Challenge: Copy out the complete listing, word for word.

— start —

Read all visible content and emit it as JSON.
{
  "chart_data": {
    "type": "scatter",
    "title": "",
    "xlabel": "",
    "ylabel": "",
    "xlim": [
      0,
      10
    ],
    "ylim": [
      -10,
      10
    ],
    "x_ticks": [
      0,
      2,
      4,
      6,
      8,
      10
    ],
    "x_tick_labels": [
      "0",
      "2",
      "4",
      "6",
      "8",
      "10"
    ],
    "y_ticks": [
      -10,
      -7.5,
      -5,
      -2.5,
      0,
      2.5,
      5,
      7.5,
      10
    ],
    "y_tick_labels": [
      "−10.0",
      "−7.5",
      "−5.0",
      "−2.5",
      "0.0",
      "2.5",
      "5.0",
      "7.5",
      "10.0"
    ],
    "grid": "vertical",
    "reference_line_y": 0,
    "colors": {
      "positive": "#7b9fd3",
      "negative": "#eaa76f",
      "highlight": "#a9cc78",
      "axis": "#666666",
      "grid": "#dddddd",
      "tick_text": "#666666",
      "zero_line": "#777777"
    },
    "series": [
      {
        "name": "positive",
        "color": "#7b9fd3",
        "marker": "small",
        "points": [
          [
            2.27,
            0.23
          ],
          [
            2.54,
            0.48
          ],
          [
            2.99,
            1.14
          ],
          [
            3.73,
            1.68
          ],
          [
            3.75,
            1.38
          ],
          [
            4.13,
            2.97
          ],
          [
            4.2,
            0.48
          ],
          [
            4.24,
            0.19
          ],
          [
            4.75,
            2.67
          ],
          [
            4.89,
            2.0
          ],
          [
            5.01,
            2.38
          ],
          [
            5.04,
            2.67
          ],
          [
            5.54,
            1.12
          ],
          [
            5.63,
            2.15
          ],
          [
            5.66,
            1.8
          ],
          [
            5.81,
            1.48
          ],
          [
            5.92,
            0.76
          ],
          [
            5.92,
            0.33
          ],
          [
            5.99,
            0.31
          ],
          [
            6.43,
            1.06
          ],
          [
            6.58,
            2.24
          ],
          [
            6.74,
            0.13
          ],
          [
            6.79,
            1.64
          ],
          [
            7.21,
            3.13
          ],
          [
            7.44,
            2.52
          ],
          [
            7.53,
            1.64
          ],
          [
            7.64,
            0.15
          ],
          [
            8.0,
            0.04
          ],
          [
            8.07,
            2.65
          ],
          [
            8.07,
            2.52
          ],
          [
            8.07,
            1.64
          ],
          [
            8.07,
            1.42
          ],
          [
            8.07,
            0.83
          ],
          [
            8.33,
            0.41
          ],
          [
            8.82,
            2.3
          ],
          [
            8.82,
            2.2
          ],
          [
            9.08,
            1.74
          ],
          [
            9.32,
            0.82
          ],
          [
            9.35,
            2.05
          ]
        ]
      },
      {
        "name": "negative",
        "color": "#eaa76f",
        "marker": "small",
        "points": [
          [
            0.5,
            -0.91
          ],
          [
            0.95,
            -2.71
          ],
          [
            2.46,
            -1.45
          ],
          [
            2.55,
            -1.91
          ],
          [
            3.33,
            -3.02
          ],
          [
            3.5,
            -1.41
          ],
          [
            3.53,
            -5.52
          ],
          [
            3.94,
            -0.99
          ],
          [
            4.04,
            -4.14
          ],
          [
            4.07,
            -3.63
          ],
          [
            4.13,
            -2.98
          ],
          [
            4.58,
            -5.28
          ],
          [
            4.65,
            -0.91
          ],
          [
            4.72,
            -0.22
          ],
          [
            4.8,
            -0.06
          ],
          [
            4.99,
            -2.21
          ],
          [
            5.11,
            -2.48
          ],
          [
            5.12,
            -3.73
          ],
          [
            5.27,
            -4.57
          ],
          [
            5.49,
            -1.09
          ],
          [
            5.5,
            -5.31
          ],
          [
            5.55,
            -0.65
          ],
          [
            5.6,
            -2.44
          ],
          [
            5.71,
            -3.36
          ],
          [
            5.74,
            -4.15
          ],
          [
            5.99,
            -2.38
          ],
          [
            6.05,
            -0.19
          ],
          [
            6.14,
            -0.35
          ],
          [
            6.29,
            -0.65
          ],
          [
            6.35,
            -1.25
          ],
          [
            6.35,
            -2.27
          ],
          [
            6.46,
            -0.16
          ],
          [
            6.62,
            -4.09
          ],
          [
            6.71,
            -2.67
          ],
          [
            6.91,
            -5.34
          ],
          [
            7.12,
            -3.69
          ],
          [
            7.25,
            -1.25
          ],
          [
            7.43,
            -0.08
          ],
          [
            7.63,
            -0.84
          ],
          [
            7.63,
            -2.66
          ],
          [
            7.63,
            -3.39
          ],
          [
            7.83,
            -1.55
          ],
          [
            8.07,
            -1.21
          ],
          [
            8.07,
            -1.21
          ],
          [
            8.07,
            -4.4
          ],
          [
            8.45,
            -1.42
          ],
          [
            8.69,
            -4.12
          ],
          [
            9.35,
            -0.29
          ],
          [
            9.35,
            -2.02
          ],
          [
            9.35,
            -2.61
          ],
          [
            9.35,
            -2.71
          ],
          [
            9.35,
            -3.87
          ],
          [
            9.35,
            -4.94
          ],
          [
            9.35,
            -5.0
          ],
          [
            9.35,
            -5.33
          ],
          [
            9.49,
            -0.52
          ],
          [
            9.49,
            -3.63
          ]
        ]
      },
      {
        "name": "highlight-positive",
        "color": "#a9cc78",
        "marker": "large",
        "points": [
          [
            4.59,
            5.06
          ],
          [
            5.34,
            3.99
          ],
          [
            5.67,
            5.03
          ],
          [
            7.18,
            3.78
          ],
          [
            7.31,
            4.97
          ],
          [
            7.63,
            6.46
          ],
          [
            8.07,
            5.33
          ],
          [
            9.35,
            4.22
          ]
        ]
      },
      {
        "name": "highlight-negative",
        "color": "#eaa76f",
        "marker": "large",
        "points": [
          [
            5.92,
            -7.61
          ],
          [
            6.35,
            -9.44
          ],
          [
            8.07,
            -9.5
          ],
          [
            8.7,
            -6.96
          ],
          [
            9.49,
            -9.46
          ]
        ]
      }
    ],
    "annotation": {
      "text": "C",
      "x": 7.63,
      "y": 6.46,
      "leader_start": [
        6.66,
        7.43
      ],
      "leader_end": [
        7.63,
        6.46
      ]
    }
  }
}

— end —

Full solution:
Read all visible content and emit it as JSON.
{
  "chart_data": {
    "type": "scatter",
    "title": "",
    "xlabel": "",
    "ylabel": "",
    "xlim": [
      0,
      10
    ],
    "ylim": [
      -10,
      10
    ],
    "x_ticks": [
      0,
      2,
      4,
      6,
      8,
      10
    ],
    "x_tick_labels": [
      "0",
      "2",
      "4",
      "6",
      "8",
      "10"
    ],
    "y_ticks": [
      -10,
      -7.5,
      -5,
      -2.5,
      0,
      2.5,
      5,
      7.5,
      10
    ],
    "y_tick_labels": [
      "−10.0",
      "−7.5",
      "−5.0",
      "−2.5",
      "0.0",
      "2.5",
      "5.0",
      "7.5",
      "10.0"
    ],
    "grid": "vertical",
    "reference_line_y": 0,
    "colors": {
      "positive": "#7b9fd3",
      "negative": "#eaa76f",
      "highlight": "#a9cc78",
      "axis": "#666666",
      "grid": "#dddddd",
      "tick_text": "#666666",
      "zero_line": "#777777"
    },
    "series": [
      {
        "name": "positive",
        "color": "#7b9fd3",
        "marker": "small",
        "points": [
          [
            2.27,
            0.23
          ],
          [
            2.54,
            0.48
          ],
          [
            2.99,
            1.14
          ],
          [
            3.73,
            1.68
          ],
          [
            3.75,
            1.38
          ],
          [
            4.13,
            2.97
          ],
          [
            4.2,
            0.48
          ],
          [
            4.24,
            0.19
          ],
          [
            4.75,
            2.67
          ],
          [
            4.89,
            2.0
          ],
          [
            5.01,
            2.38
          ],
          [
            5.04,
            2.67
          ],
          [
            5.54,
            1.12
          ],
          [
            5.63,
            2.15
          ],
          [
            5.66,
            1.8
          ],
          [
            5.81,
            1.48
          ],
          [
            5.92,
            0.76
          ],
          [
            5.92,
            0.33
          ],
          [
            5.99,
            0.31
          ],
          [
            6.43,
            1.06
          ],
          [
            6.58,
            2.24
          ],
          [
            6.74,
            0.13
          ],
          [
            6.79,
            1.64
          ],
          [
            7.21,
            3.13
          ],
          [
            7.44,
            2.52
          ],
          [
            7.53,
            1.64
          ],
          [
            7.64,
            0.15
          ],
          [
            8.0,
            0.04
          ],
          [
            8.07,
            2.65
          ],
          [
            8.07,
            2.52
          ],
          [
            8.07,
            1.64
          ],
          [
            8.07,
            1.42
          ],
          [
            8.07,
            0.83
          ],
          [
            8.33,
            0.41
          ],
          [
            8.82,
            2.3
          ],
          [
            8.82,
            2.2
          ],
          [
            9.08,
            1.74
          ],
          [
            9.32,
            0.82
          ],
          [
            9.35,
            2.05
          ]
        ]
      },
      {
        "name": "negative",
        "color": "#eaa76f",
        "marker": "small",
        "points": [
          [
            0.5,
            -0.91
          ],
          [
            0.95,
            -2.71
          ],
          [
            2.46,
            -1.45
          ],
          [
            2.55,
            -1.91
          ],
          [
            3.33,
            -3.02
          ],
          [
            3.5,
            -1.41
          ],
          [
            3.53,
            -5.52
          ],
          [
            3.94,
            -0.99
          ],
          [
            4.04,
            -4.14
          ],
          [
            4.07,
            -3.63
          ],
          [
            4.13,
            -2.98
          ],
          [
            4.58,
            -5.28
          ],
          [
            4.65,
            -0.91
          ],
          [
            4.72,
            -0.22
          ],
          [
            4.8,
            -0.06
          ],
          [
            4.99,
            -2.21
          ],
          [
            5.11,
            -2.48
          ],
          [
            5.12,
            -3.73
          ],
          [
            5.27,
            -4.57
          ],
          [
            5.49,
            -1.09
          ],
          [
            5.5,
            -5.31
          ],
          [
            5.55,
            -0.65
          ],
          [
            5.6,
            -2.44
          ],
          [
            5.71,
            -3.36
          ],
          [
            5.74,
            -4.15
          ],
          [
            5.99,
            -2.38
          ],
          [
            6.05,
            -0.19
          ],
          [
            6.14,
            -0.35
          ],
          [
            6.29,
            -0.65
          ],
          [
            6.35,
            -1.25
          ],
          [
            6.35,
            -2.27
          ],
          [
            6.46,
            -0.16
          ],
          [
            6.62,
            -4.09
          ],
          [
            6.71,
            -2.67
          ],
          [
            6.91,
            -5.34
          ],
          [
            7.12,
            -3.69
          ],
          [
            7.25,
            -1.25
          ],
          [
            7.43,
            -0.08
          ],
          [
            7.63,
            -0.84
          ],
          [
            7.63,
            -2.66
          ],
          [
            7.63,
            -3.39
          ],
          [
            7.83,
            -1.55
          ],
          [
            8.07,
            -1.21
          ],
          [
            8.07,
            -1.21
          ],
          [
            8.07,
            -4.4
          ],
          [
            8.45,
            -1.42
          ],
          [
            8.69,
            -4.12
          ],
          [
            9.35,
            -0.29
          ],
          [
            9.35,
            -2.02
          ],
          [
            9.35,
            -2.61
          ],
          [
            9.35,
            -2.71
          ],
          [
            9.35,
            -3.87
          ],
          [
            9.35,
            -4.94
          ],
          [
            9.35,
            -5.0
          ],
          [
            9.35,
            -5.33
          ],
          [
            9.49,
            -0.52
          ],
          [
            9.49,
            -3.63
          ]
        ]
      },
      {
        "name": "highlight-positive",
        "color": "#a9cc78",
        "marker": "large",
        "points": [
          [
            4.59,
            5.06
          ],
          [
            5.34,
            3.99
          ],
          [
            5.67,
            5.03
          ],
          [
            7.18,
            3.78
          ],
          [
            7.31,
            4.97
          ],
          [
            7.63,
            6.46
          ],
          [
            8.07,
            5.33
          ],
          [
            9.35,
            4.22
          ]
        ]
      },
      {
        "name": "highlight-negative",
        "color": "#eaa76f",
        "marker": "large",
        "points": [
          [
            5.92,
            -7.61
          ],
          [
            6.35,
            -9.44
          ],
          [
            8.07,
            -9.5
          ],
          [
            8.7,
            -6.96
          ],
          [
            9.49,
            -9.46
          ]
        ]
      }
    ],
    "annotation": {
      "text": "C",
      "x": 7.63,
      "y": 6.46,
      "leader_start": [
        6.66,
        7.43
      ],
      "leader_end": [
        7.63,
        6.46
      ]
    }
  }
}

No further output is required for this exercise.